— start —
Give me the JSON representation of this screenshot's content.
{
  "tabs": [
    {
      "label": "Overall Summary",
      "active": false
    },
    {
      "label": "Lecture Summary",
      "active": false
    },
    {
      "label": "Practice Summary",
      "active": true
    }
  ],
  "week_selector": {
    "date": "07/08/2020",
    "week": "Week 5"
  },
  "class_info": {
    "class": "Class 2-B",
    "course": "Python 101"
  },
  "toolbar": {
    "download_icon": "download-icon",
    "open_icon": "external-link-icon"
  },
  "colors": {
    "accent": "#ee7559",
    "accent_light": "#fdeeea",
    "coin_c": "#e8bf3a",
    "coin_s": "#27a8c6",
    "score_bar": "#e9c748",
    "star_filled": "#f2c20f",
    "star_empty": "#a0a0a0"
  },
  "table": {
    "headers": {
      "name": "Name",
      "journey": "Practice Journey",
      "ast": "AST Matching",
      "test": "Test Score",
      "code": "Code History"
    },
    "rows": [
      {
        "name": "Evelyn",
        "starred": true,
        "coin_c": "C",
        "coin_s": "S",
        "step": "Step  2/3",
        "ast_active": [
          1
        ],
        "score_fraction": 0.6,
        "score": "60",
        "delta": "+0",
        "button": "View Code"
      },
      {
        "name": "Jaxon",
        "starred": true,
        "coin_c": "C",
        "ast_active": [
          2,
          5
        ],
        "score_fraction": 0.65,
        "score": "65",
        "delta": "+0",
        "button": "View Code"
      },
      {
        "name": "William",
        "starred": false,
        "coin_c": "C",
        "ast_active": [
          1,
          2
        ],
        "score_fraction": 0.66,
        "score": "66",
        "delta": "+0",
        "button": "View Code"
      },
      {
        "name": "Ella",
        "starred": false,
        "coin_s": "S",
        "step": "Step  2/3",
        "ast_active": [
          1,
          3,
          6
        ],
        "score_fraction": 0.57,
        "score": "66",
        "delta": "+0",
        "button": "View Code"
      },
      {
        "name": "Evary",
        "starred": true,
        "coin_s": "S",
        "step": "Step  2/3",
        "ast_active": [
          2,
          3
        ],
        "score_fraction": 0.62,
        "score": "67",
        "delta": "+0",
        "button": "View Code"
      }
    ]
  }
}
— end —
— start —
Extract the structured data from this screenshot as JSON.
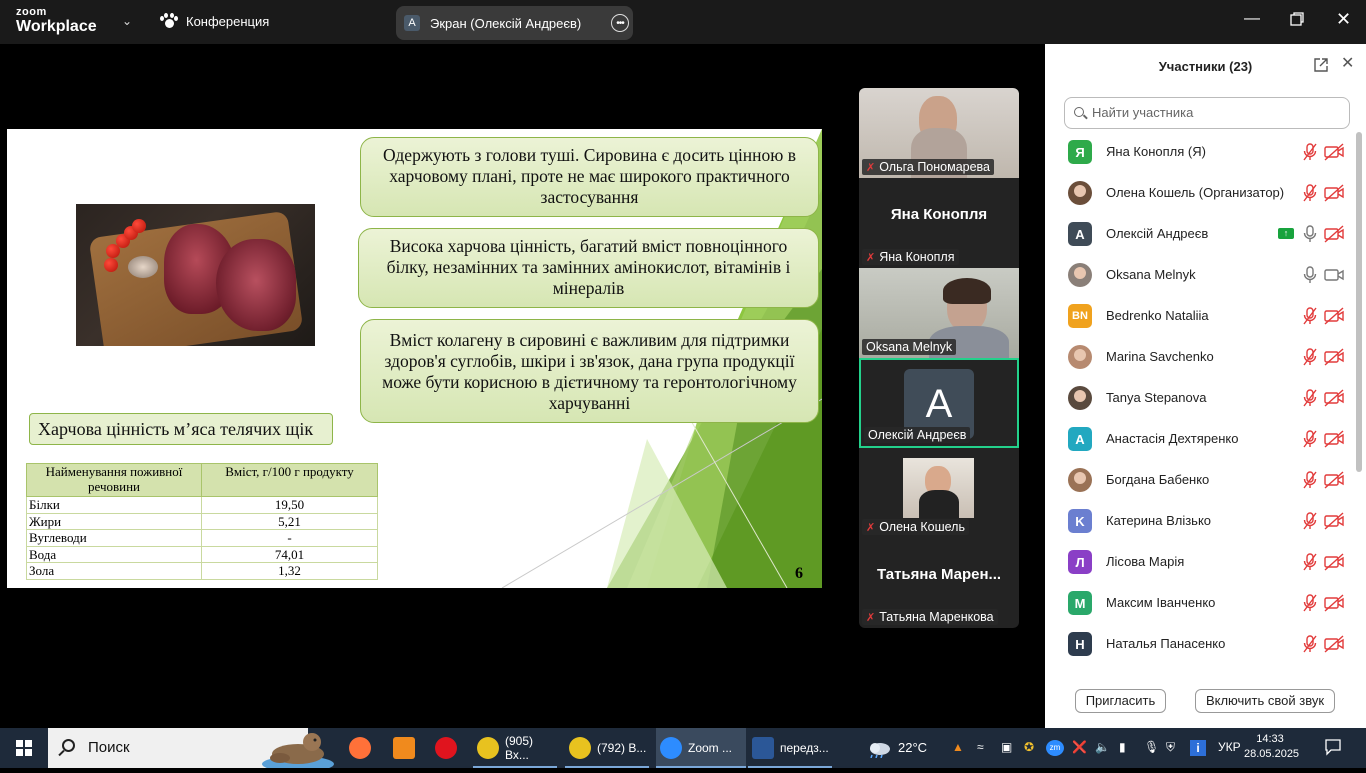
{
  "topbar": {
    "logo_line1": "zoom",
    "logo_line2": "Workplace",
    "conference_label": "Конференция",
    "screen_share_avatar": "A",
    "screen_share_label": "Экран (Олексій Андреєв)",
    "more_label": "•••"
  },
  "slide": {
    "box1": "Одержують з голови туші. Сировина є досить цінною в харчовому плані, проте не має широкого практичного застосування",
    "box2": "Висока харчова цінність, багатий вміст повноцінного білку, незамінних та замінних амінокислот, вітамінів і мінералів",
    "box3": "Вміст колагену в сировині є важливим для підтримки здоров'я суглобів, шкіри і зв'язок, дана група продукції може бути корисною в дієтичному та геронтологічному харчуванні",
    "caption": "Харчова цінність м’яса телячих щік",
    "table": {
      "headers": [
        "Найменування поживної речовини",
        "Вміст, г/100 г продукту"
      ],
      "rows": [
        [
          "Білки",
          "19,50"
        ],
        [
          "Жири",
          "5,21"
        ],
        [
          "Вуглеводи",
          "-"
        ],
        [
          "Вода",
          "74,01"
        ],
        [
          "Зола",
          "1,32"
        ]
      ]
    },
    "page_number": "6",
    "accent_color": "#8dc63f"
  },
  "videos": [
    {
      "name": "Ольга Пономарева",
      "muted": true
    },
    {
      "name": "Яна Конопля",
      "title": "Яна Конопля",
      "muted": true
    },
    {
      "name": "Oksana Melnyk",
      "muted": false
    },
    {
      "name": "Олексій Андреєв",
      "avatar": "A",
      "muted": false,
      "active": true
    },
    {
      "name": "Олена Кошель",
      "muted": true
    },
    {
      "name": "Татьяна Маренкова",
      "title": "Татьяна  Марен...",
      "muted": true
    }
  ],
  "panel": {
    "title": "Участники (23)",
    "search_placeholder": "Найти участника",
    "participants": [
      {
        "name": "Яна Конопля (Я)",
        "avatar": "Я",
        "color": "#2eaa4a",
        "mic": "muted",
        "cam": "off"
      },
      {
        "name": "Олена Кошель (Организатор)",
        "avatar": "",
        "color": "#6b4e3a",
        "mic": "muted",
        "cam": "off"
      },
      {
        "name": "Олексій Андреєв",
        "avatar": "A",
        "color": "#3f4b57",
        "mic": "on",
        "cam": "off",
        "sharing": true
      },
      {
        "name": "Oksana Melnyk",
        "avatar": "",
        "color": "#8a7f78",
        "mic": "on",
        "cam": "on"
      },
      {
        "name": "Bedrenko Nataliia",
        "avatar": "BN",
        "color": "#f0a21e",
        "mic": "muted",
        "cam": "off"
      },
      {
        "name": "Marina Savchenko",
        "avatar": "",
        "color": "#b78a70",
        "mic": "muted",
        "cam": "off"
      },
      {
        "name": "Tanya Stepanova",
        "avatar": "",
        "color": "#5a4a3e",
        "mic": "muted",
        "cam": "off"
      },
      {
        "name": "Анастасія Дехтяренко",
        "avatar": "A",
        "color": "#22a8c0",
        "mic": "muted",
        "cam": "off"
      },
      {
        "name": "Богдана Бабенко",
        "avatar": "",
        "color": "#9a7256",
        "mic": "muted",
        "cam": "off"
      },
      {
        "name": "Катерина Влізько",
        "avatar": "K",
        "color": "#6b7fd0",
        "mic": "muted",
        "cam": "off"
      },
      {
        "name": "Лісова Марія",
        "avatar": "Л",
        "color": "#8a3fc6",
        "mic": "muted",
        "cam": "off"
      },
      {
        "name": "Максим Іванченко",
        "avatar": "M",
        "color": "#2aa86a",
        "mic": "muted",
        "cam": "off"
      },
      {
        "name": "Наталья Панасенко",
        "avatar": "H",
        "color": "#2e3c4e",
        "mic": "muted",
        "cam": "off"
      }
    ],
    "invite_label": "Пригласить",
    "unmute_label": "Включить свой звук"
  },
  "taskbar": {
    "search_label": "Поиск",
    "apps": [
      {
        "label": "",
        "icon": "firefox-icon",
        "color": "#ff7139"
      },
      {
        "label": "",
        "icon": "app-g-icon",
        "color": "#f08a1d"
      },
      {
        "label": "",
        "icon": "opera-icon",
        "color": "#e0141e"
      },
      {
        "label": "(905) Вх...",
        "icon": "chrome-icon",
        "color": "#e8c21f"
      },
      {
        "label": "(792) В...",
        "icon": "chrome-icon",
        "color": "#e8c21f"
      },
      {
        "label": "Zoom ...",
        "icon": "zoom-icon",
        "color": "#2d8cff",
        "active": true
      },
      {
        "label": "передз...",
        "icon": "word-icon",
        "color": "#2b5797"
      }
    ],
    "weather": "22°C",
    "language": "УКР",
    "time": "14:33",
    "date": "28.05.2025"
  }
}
— end —
■ What you will do: Read the lines above. Gather those in which the string "Summary" is found.

■ Exercise response:
      "label": "Overall Summary",
      "label": "Lecture Summary",
      "label": "Practice Summary",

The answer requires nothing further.